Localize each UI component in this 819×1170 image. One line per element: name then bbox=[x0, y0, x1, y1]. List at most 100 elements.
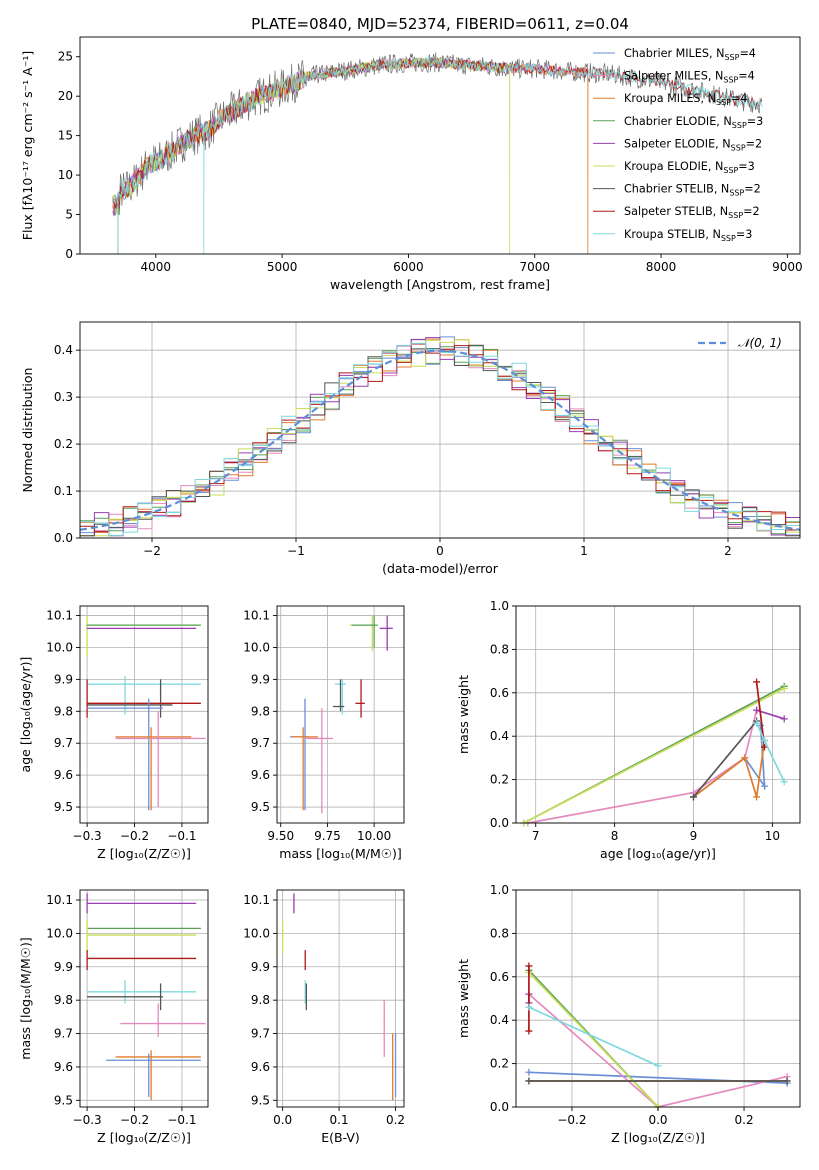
y-tick-label: 0.2 bbox=[54, 437, 73, 451]
legend-label: Kroupa ELODIE, NSSP=3 bbox=[624, 160, 755, 175]
x-axis-label: E(B-V) bbox=[321, 1130, 360, 1145]
x-tick-label: 8 bbox=[611, 829, 619, 843]
y-tick-label: 10.1 bbox=[46, 893, 73, 907]
x-tick-label: −0.1 bbox=[167, 829, 196, 843]
y-tick-label: 9.7 bbox=[54, 736, 73, 750]
mass-weight-marker bbox=[654, 1062, 662, 1070]
massweight-vs-age-panel: 7 8 9 10 0.0 0.2 0.4 0.6 0.8 1.0 age [log₁₀(age/yr… bbox=[456, 599, 801, 861]
x-axis-label: Z [log₁₀(Z/Z☉)] bbox=[611, 1130, 705, 1145]
y-tick-label: 9.8 bbox=[251, 993, 270, 1007]
y-tick-label: 0.3 bbox=[54, 390, 73, 404]
spectrum-panel: 4000 5000 6000 7000 8000 9000 0 5 10 15 20 25 wavele… bbox=[20, 36, 803, 292]
x-tick-label: 7 bbox=[532, 829, 540, 843]
y-axis-label: mass weight bbox=[456, 959, 471, 1038]
y-tick-label: 0.1 bbox=[54, 484, 73, 498]
data-point bbox=[339, 705, 342, 708]
y-tick-label: 9.6 bbox=[251, 1060, 270, 1074]
x-tick-label: −0.1 bbox=[167, 1113, 196, 1127]
y-tick-label: 9.7 bbox=[251, 1027, 270, 1041]
data-point bbox=[321, 737, 323, 740]
y-tick-label: 0.2 bbox=[490, 1057, 509, 1071]
data-point bbox=[148, 1059, 150, 1061]
y-tick-label: 25 bbox=[58, 50, 73, 64]
y-tick-label: 9.5 bbox=[54, 1093, 73, 1107]
data-point bbox=[360, 702, 362, 704]
data-point bbox=[157, 1022, 159, 1025]
x-tick-label: 9.50 bbox=[267, 829, 294, 843]
y-axis-label: mass [log₁₀(M/M☉)] bbox=[18, 937, 33, 1059]
y-tick-label: 0.4 bbox=[490, 1013, 509, 1027]
mass-weight-marker bbox=[525, 1068, 533, 1076]
legend-label: Chabrier ELODIE, NSSP=3 bbox=[624, 115, 763, 130]
mass-weight-marker bbox=[761, 737, 768, 745]
mass-weight-marker bbox=[753, 678, 761, 686]
mass-weight-marker bbox=[525, 1003, 533, 1011]
y-tick-label: 15 bbox=[58, 129, 73, 143]
data-point bbox=[124, 991, 126, 993]
data-point bbox=[304, 957, 306, 960]
x-tick-label: 0.0 bbox=[273, 1113, 292, 1127]
y-tick-label: 0 bbox=[65, 247, 73, 261]
y-tick-label: 10.1 bbox=[243, 609, 270, 623]
age-vs-mass-panel: 9.50 9.75 10.00 9.5 9.6 9.7 9.8 9.9 10.0 10.1 mass… bbox=[243, 605, 405, 861]
data-point bbox=[159, 996, 162, 998]
x-tick-label: −0.3 bbox=[73, 1113, 102, 1127]
x-tick-label: 9.75 bbox=[314, 829, 341, 843]
x-tick-label: 2 bbox=[724, 544, 732, 558]
mass-weight-marker bbox=[741, 754, 749, 762]
y-axis-label: Normed distribution bbox=[20, 368, 35, 493]
data-point bbox=[302, 736, 304, 738]
data-point bbox=[86, 624, 88, 626]
mass-vs-metallicity-panel: −0.3 −0.2 −0.1 9.5 9.6 9.7 9.8 9.9 10.0 10.1 Z [lo… bbox=[18, 889, 209, 1145]
x-tick-label: 1 bbox=[580, 544, 588, 558]
axes-frame bbox=[79, 36, 801, 255]
y-tick-label: 20 bbox=[58, 89, 73, 103]
mass-weight-line bbox=[523, 687, 785, 824]
y-tick-label: 0.8 bbox=[490, 926, 509, 940]
legend-label: Salpeter MILES, NSSP=4 bbox=[624, 70, 755, 85]
mass-weight-line bbox=[692, 740, 766, 798]
y-tick-label: 10.0 bbox=[46, 926, 73, 940]
y-tick-label: 0.4 bbox=[54, 343, 73, 357]
x-axis-label: age [log₁₀(age/yr)] bbox=[600, 846, 716, 861]
massweight-vs-metallicity-panel: −0.2 0.0 0.2 0.0 0.2 0.4 0.6 0.8 1.0 Z [log₁₀(Z/Z… bbox=[456, 883, 801, 1145]
data-point bbox=[124, 683, 126, 685]
mass-weight-marker bbox=[753, 719, 761, 727]
data-point bbox=[282, 934, 284, 936]
y-tick-label: 1.0 bbox=[490, 883, 509, 897]
data-point bbox=[304, 991, 306, 993]
x-tick-label: 6000 bbox=[393, 260, 424, 274]
x-tick-label: 0 bbox=[436, 544, 444, 558]
legend-label: Chabrier STELIB, NSSP=2 bbox=[624, 183, 761, 198]
data-point bbox=[159, 704, 162, 706]
mass-weight-marker bbox=[783, 1077, 791, 1085]
x-tick-label: 0.0 bbox=[648, 1113, 667, 1127]
x-axis-label: Z [log₁₀(Z/Z☉)] bbox=[97, 846, 191, 861]
legend-label: Salpeter ELODIE, NSSP=2 bbox=[624, 137, 762, 152]
axes-frame bbox=[79, 605, 209, 824]
mass-weight-line bbox=[527, 709, 758, 824]
residual-hist-kroupa-elodie bbox=[80, 339, 800, 537]
mass-weight-line bbox=[692, 720, 758, 798]
y-tick-label: 5 bbox=[65, 208, 73, 222]
data-point bbox=[386, 627, 388, 629]
y-axis-label: mass weight bbox=[456, 675, 471, 754]
y-tick-label: 9.5 bbox=[251, 800, 270, 814]
y-tick-label: 10.1 bbox=[46, 609, 73, 623]
legend-label: Kroupa STELIB, NSSP=3 bbox=[624, 228, 752, 243]
x-tick-label: −0.2 bbox=[120, 829, 149, 843]
data-point bbox=[86, 902, 88, 904]
data-point bbox=[148, 707, 150, 709]
data-point bbox=[394, 1059, 397, 1061]
normal-reference-curve bbox=[79, 349, 801, 531]
x-tick-label: 10.00 bbox=[357, 829, 391, 843]
x-tick-label: −0.2 bbox=[120, 1113, 149, 1127]
mass-weight-marker bbox=[780, 715, 788, 723]
legend-label: 𝒩(0, 1) bbox=[738, 336, 782, 350]
mass-weight-marker bbox=[690, 793, 697, 801]
y-tick-label: 0.6 bbox=[490, 970, 509, 984]
x-axis-label: (data-model)/error bbox=[382, 561, 499, 576]
data-point bbox=[383, 1022, 385, 1025]
mass-weight-marker bbox=[753, 793, 761, 801]
axes-frame bbox=[276, 605, 405, 824]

※ ※ ※

**Task directions:** Reproduce all of the lines above word for word, omitting the pictures.

**Written answer:**
Localize each UI component in this 819×1170 image. One line per element: name then bbox=[x0, y0, x1, y1]. List at most 100 elements.
y-tick-label: 0.2 bbox=[54, 437, 73, 451]
legend-label: Kroupa ELODIE, NSSP=3 bbox=[624, 160, 755, 175]
x-axis-label: E(B-V) bbox=[321, 1130, 360, 1145]
x-tick-label: 8 bbox=[611, 829, 619, 843]
y-tick-label: 10.1 bbox=[46, 893, 73, 907]
x-tick-label: −0.1 bbox=[167, 829, 196, 843]
y-tick-label: 9.7 bbox=[54, 736, 73, 750]
mass-weight-marker bbox=[654, 1062, 662, 1070]
massweight-vs-age-panel: 7 8 9 10 0.0 0.2 0.4 0.6 0.8 1.0 age [log₁₀(age/yr… bbox=[456, 599, 801, 861]
x-axis-label: Z [log₁₀(Z/Z☉)] bbox=[611, 1130, 705, 1145]
y-tick-label: 9.8 bbox=[251, 993, 270, 1007]
y-tick-label: 0.3 bbox=[54, 390, 73, 404]
spectrum-panel: 4000 5000 6000 7000 8000 9000 0 5 10 15 20 25 wavele… bbox=[20, 36, 803, 292]
x-tick-label: 7 bbox=[532, 829, 540, 843]
y-axis-label: mass weight bbox=[456, 959, 471, 1038]
y-tick-label: 0.1 bbox=[54, 484, 73, 498]
data-point bbox=[339, 705, 342, 708]
y-tick-label: 9.6 bbox=[251, 1060, 270, 1074]
x-tick-label: −0.1 bbox=[167, 1113, 196, 1127]
y-tick-label: 9.7 bbox=[251, 1027, 270, 1041]
data-point bbox=[321, 737, 323, 740]
y-tick-label: 0.2 bbox=[490, 1057, 509, 1071]
data-point bbox=[148, 1059, 150, 1061]
y-tick-label: 25 bbox=[58, 50, 73, 64]
y-tick-label: 9.5 bbox=[54, 1093, 73, 1107]
data-point bbox=[360, 702, 362, 704]
data-point bbox=[157, 1022, 159, 1025]
x-tick-label: 9.50 bbox=[267, 829, 294, 843]
y-axis-label: mass [log₁₀(M/M☉)] bbox=[18, 937, 33, 1059]
y-tick-label: 0.4 bbox=[490, 1013, 509, 1027]
mass-weight-marker bbox=[525, 1068, 533, 1076]
legend-label: Chabrier ELODIE, NSSP=3 bbox=[624, 115, 763, 130]
mass-weight-marker bbox=[761, 737, 768, 745]
mass-weight-marker bbox=[753, 678, 761, 686]
mass-weight-marker bbox=[525, 1003, 533, 1011]
y-tick-label: 15 bbox=[58, 129, 73, 143]
data-point bbox=[124, 991, 126, 993]
data-point bbox=[304, 957, 306, 960]
x-tick-label: 0.0 bbox=[273, 1113, 292, 1127]
y-tick-label: 0 bbox=[65, 247, 73, 261]
y-tick-label: 10.1 bbox=[243, 609, 270, 623]
age-vs-mass-panel: 9.50 9.75 10.00 9.5 9.6 9.7 9.8 9.9 10.0 10.1 mass… bbox=[243, 605, 405, 861]
data-point bbox=[159, 996, 162, 998]
x-tick-label: −0.3 bbox=[73, 1113, 102, 1127]
x-tick-label: 9.75 bbox=[314, 829, 341, 843]
x-tick-label: 2 bbox=[724, 544, 732, 558]
mass-weight-marker bbox=[741, 754, 749, 762]
y-axis-label: Normed distribution bbox=[20, 368, 35, 493]
data-point bbox=[302, 736, 304, 738]
data-point bbox=[86, 624, 88, 626]
mass-vs-metallicity-panel: −0.3 −0.2 −0.1 9.5 9.6 9.7 9.8 9.9 10.0 10.1 Z [lo… bbox=[18, 889, 209, 1145]
x-tick-label: 1 bbox=[580, 544, 588, 558]
axes-frame bbox=[79, 36, 801, 255]
y-tick-label: 20 bbox=[58, 89, 73, 103]
mass-weight-line bbox=[523, 687, 785, 824]
y-tick-label: 0.8 bbox=[490, 926, 509, 940]
legend-label: Salpeter MILES, NSSP=4 bbox=[624, 70, 755, 85]
mass-weight-line bbox=[692, 740, 766, 798]
y-tick-label: 10.0 bbox=[46, 926, 73, 940]
y-tick-label: 0.4 bbox=[54, 343, 73, 357]
x-axis-label: age [log₁₀(age/yr)] bbox=[600, 846, 716, 861]
massweight-vs-metallicity-panel: −0.2 0.0 0.2 0.0 0.2 0.4 0.6 0.8 1.0 Z [log₁₀(Z/Z… bbox=[456, 883, 801, 1145]
data-point bbox=[124, 683, 126, 685]
mass-weight-marker bbox=[753, 719, 761, 727]
data-point bbox=[282, 934, 284, 936]
y-tick-label: 1.0 bbox=[490, 883, 509, 897]
data-point bbox=[304, 991, 306, 993]
x-tick-label: 6000 bbox=[393, 260, 424, 274]
x-tick-label: 0 bbox=[436, 544, 444, 558]
legend-label: Chabrier STELIB, NSSP=2 bbox=[624, 183, 761, 198]
data-point bbox=[159, 704, 162, 706]
mass-weight-marker bbox=[783, 1077, 791, 1085]
x-tick-label: 0.0 bbox=[648, 1113, 667, 1127]
x-axis-label: Z [log₁₀(Z/Z☉)] bbox=[97, 846, 191, 861]
legend-label: Salpeter ELODIE, NSSP=2 bbox=[624, 137, 762, 152]
axes-frame bbox=[79, 605, 209, 824]
mass-weight-line bbox=[527, 709, 758, 824]
residual-hist-kroupa-elodie bbox=[80, 339, 800, 537]
mass-weight-line bbox=[692, 720, 758, 798]
y-tick-label: 5 bbox=[65, 208, 73, 222]
data-point bbox=[386, 627, 388, 629]
y-axis-label: mass weight bbox=[456, 675, 471, 754]
y-tick-label: 9.5 bbox=[251, 800, 270, 814]
y-tick-label: 10.1 bbox=[46, 609, 73, 623]
legend-label: Kroupa STELIB, NSSP=3 bbox=[624, 228, 752, 243]
x-tick-label: −0.2 bbox=[120, 829, 149, 843]
data-point bbox=[86, 902, 88, 904]
data-point bbox=[148, 707, 150, 709]
data-point bbox=[394, 1059, 397, 1061]
normal-reference-curve bbox=[79, 349, 801, 531]
x-tick-label: 10.00 bbox=[357, 829, 391, 843]
x-tick-label: −0.2 bbox=[120, 1113, 149, 1127]
mass-weight-marker bbox=[780, 715, 788, 723]
legend-label: 𝒩(0, 1) bbox=[738, 336, 782, 350]
mass-weight-marker bbox=[690, 793, 697, 801]
y-tick-label: 0.6 bbox=[490, 970, 509, 984]
x-axis-label: (data-model)/error bbox=[382, 561, 499, 576]
data-point bbox=[383, 1022, 385, 1025]
mass-weight-marker bbox=[753, 793, 761, 801]
axes-frame bbox=[276, 605, 405, 824]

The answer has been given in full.